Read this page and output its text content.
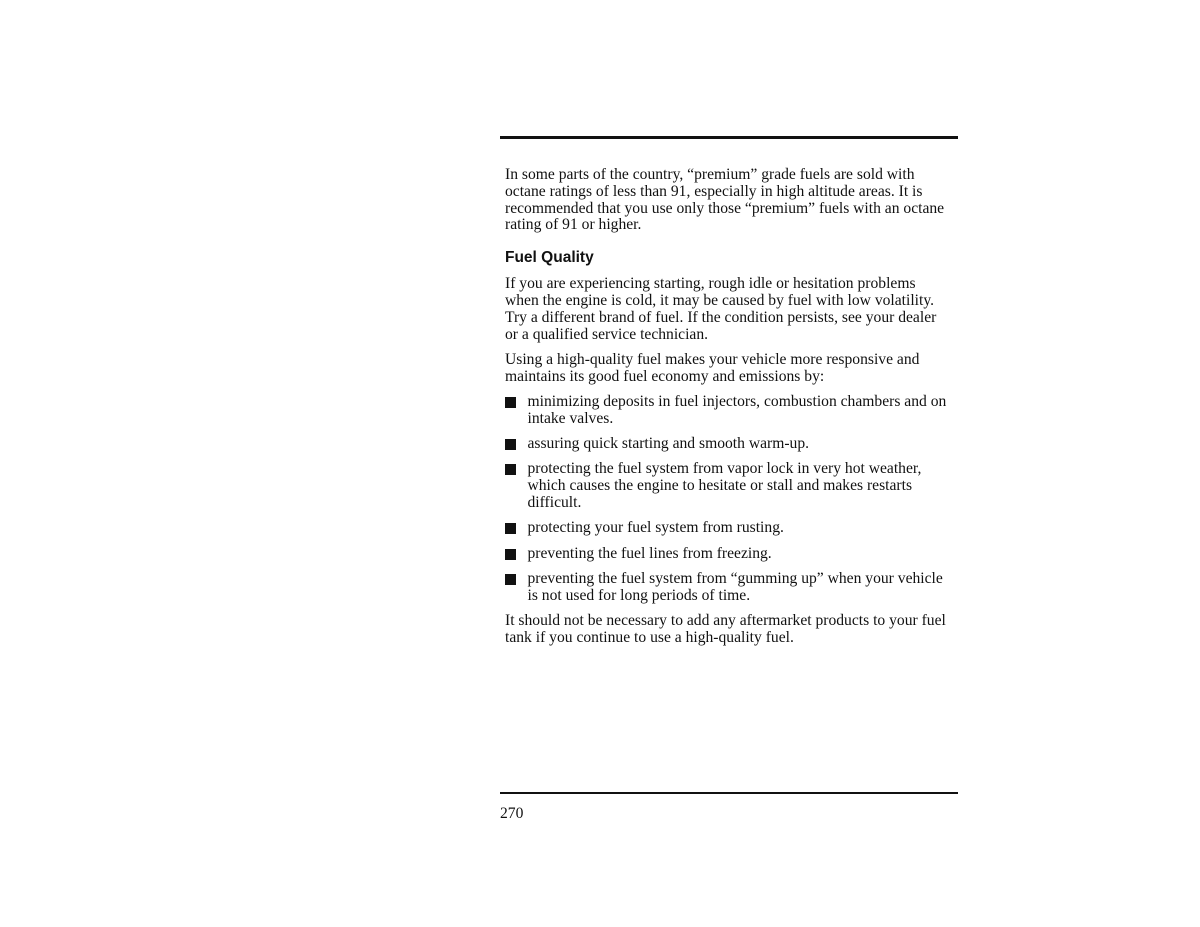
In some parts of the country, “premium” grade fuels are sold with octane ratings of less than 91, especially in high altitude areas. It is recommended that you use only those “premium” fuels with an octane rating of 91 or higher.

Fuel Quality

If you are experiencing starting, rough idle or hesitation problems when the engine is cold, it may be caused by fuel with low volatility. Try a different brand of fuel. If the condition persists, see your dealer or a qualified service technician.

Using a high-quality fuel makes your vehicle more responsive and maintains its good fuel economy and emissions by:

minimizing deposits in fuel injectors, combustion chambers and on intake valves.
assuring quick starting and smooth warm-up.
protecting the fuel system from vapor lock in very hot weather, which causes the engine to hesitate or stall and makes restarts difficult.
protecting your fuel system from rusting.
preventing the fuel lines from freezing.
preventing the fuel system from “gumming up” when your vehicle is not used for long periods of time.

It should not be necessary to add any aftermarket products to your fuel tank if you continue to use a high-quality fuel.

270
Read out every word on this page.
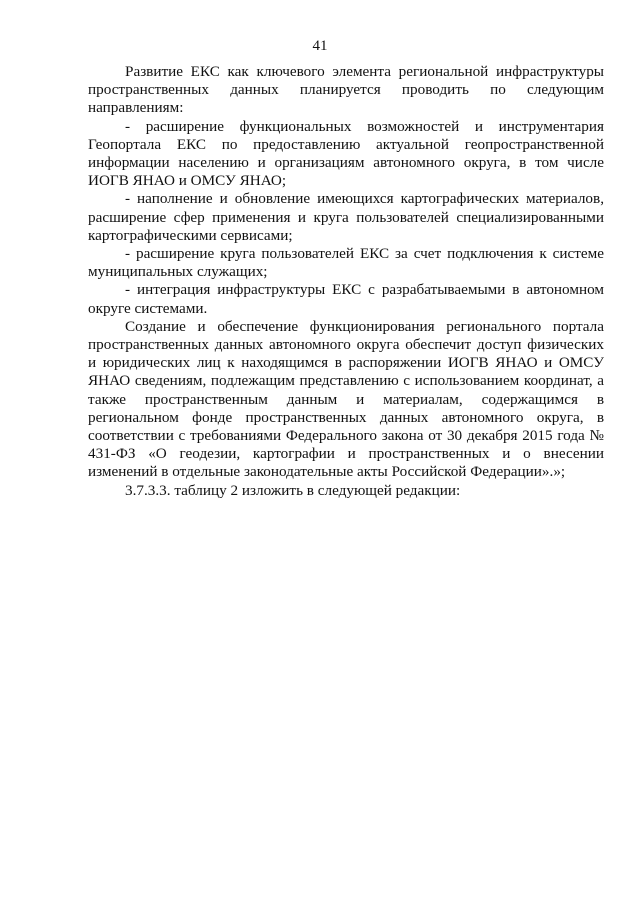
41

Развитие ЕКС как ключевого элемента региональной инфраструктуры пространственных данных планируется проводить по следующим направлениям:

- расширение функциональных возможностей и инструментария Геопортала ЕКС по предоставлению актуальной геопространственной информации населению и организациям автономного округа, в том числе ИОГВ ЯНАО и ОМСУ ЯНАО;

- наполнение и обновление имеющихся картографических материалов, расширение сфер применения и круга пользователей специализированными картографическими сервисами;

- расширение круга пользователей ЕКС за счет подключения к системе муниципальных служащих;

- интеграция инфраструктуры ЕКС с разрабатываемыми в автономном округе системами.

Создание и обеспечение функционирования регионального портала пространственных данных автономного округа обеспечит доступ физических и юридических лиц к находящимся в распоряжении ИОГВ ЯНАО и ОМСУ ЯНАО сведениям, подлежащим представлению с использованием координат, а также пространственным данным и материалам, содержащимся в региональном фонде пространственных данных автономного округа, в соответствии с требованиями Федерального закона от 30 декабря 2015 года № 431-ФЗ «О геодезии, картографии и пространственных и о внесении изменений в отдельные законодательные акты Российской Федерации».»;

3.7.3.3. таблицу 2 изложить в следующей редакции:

+-------+

Goal: Copy all the lines of data exactly as they appear, dropping any images.

Completed exercise:
Read this page and output its text content.
In some parts of the country, “premium” grade fuels are sold with octane ratings of less than 91, especially in high altitude areas. It is recommended that you use only those “premium” fuels with an octane rating of 91 or higher.

Fuel Quality

If you are experiencing starting, rough idle or hesitation problems when the engine is cold, it may be caused by fuel with low volatility. Try a different brand of fuel. If the condition persists, see your dealer or a qualified service technician.

Using a high-quality fuel makes your vehicle more responsive and maintains its good fuel economy and emissions by:

minimizing deposits in fuel injectors, combustion chambers and on intake valves.
assuring quick starting and smooth warm-up.
protecting the fuel system from vapor lock in very hot weather, which causes the engine to hesitate or stall and makes restarts difficult.
protecting your fuel system from rusting.
preventing the fuel lines from freezing.
preventing the fuel system from “gumming up” when your vehicle is not used for long periods of time.

It should not be necessary to add any aftermarket products to your fuel tank if you continue to use a high-quality fuel.

270
Read out every word on this page.
41

Развитие ЕКС как ключевого элемента региональной инфраструктуры пространственных данных планируется проводить по следующим направлениям:

- расширение функциональных возможностей и инструментария Геопортала ЕКС по предоставлению актуальной геопространственной информации населению и организациям автономного округа, в том числе ИОГВ ЯНАО и ОМСУ ЯНАО;

- наполнение и обновление имеющихся картографических материалов, расширение сфер применения и круга пользователей специализированными картографическими сервисами;

- расширение круга пользователей ЕКС за счет подключения к системе муниципальных служащих;

- интеграция инфраструктуры ЕКС с разрабатываемыми в автономном округе системами.

Создание и обеспечение функционирования регионального портала пространственных данных автономного округа обеспечит доступ физических и юридических лиц к находящимся в распоряжении ИОГВ ЯНАО и ОМСУ ЯНАО сведениям, подлежащим представлению с использованием координат, а также пространственным данным и материалам, содержащимся в региональном фонде пространственных данных автономного округа, в соответствии с требованиями Федерального закона от 30 декабря 2015 года № 431-ФЗ «О геодезии, картографии и пространственных и о внесении изменений в отдельные законодательные акты Российской Федерации».»;

3.7.3.3. таблицу 2 изложить в следующей редакции:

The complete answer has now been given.